═════ Material for this task ═════
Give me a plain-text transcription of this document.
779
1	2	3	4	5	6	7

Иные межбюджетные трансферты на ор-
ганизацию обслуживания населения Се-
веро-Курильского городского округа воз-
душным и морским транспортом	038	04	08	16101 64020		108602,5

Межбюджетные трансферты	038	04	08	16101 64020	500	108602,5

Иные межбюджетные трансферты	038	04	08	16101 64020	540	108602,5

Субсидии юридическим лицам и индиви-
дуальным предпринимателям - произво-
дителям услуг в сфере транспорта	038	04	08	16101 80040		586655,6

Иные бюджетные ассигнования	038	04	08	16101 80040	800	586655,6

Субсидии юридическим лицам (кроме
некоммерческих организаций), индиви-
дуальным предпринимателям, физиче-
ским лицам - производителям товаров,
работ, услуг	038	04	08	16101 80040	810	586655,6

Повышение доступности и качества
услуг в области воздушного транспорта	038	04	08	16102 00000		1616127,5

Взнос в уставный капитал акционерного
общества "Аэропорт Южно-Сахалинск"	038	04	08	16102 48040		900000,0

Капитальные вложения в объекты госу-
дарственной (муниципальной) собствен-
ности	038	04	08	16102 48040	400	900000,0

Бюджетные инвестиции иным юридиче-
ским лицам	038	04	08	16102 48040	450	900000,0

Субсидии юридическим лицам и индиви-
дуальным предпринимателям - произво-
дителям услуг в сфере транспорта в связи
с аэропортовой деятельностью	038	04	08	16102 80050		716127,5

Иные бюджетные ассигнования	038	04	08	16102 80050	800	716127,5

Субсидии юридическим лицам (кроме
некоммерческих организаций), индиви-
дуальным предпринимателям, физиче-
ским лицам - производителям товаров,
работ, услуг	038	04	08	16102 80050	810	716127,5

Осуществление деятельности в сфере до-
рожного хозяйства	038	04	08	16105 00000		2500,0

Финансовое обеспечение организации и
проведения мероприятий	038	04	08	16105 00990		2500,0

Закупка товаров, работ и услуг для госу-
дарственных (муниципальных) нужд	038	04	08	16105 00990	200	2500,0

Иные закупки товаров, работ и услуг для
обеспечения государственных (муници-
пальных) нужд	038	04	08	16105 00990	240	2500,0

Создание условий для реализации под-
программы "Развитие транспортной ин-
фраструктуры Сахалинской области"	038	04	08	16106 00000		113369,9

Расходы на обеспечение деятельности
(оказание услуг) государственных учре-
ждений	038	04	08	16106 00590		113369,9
═════
### [Exercise task]
Every record above must be duplicated exactly.

### [Answer]
Give me a plain-text transcription of this document.
779
1	2	3	4	5	6	7

Иные межбюджетные трансферты на ор-
ганизацию обслуживания населения Се-
веро-Курильского городского округа воз-
душным и морским транспортом	038	04	08	16101 64020		108602,5

Межбюджетные трансферты	038	04	08	16101 64020	500	108602,5

Иные межбюджетные трансферты	038	04	08	16101 64020	540	108602,5

Субсидии юридическим лицам и индиви-
дуальным предпринимателям - произво-
дителям услуг в сфере транспорта	038	04	08	16101 80040		586655,6

Иные бюджетные ассигнования	038	04	08	16101 80040	800	586655,6

Субсидии юридическим лицам (кроме
некоммерческих организаций), индиви-
дуальным предпринимателям, физиче-
ским лицам - производителям товаров,
работ, услуг	038	04	08	16101 80040	810	586655,6

Повышение доступности и качества
услуг в области воздушного транспорта	038	04	08	16102 00000		1616127,5

Взнос в уставный капитал акционерного
общества "Аэропорт Южно-Сахалинск"	038	04	08	16102 48040		900000,0

Капитальные вложения в объекты госу-
дарственной (муниципальной) собствен-
ности	038	04	08	16102 48040	400	900000,0

Бюджетные инвестиции иным юридиче-
ским лицам	038	04	08	16102 48040	450	900000,0

Субсидии юридическим лицам и индиви-
дуальным предпринимателям - произво-
дителям услуг в сфере транспорта в связи
с аэропортовой деятельностью	038	04	08	16102 80050		716127,5

Иные бюджетные ассигнования	038	04	08	16102 80050	800	716127,5

Субсидии юридическим лицам (кроме
некоммерческих организаций), индиви-
дуальным предпринимателям, физиче-
ским лицам - производителям товаров,
работ, услуг	038	04	08	16102 80050	810	716127,5

Осуществление деятельности в сфере до-
рожного хозяйства	038	04	08	16105 00000		2500,0

Финансовое обеспечение организации и
проведения мероприятий	038	04	08	16105 00990		2500,0

Закупка товаров, работ и услуг для госу-
дарственных (муниципальных) нужд	038	04	08	16105 00990	200	2500,0

Иные закупки товаров, работ и услуг для
обеспечения государственных (муници-
пальных) нужд	038	04	08	16105 00990	240	2500,0

Создание условий для реализации под-
программы "Развитие транспортной ин-
фраструктуры Сахалинской области"	038	04	08	16106 00000		113369,9

Расходы на обеспечение деятельности
(оказание услуг) государственных учре-
ждений	038	04	08	16106 00590		113369,9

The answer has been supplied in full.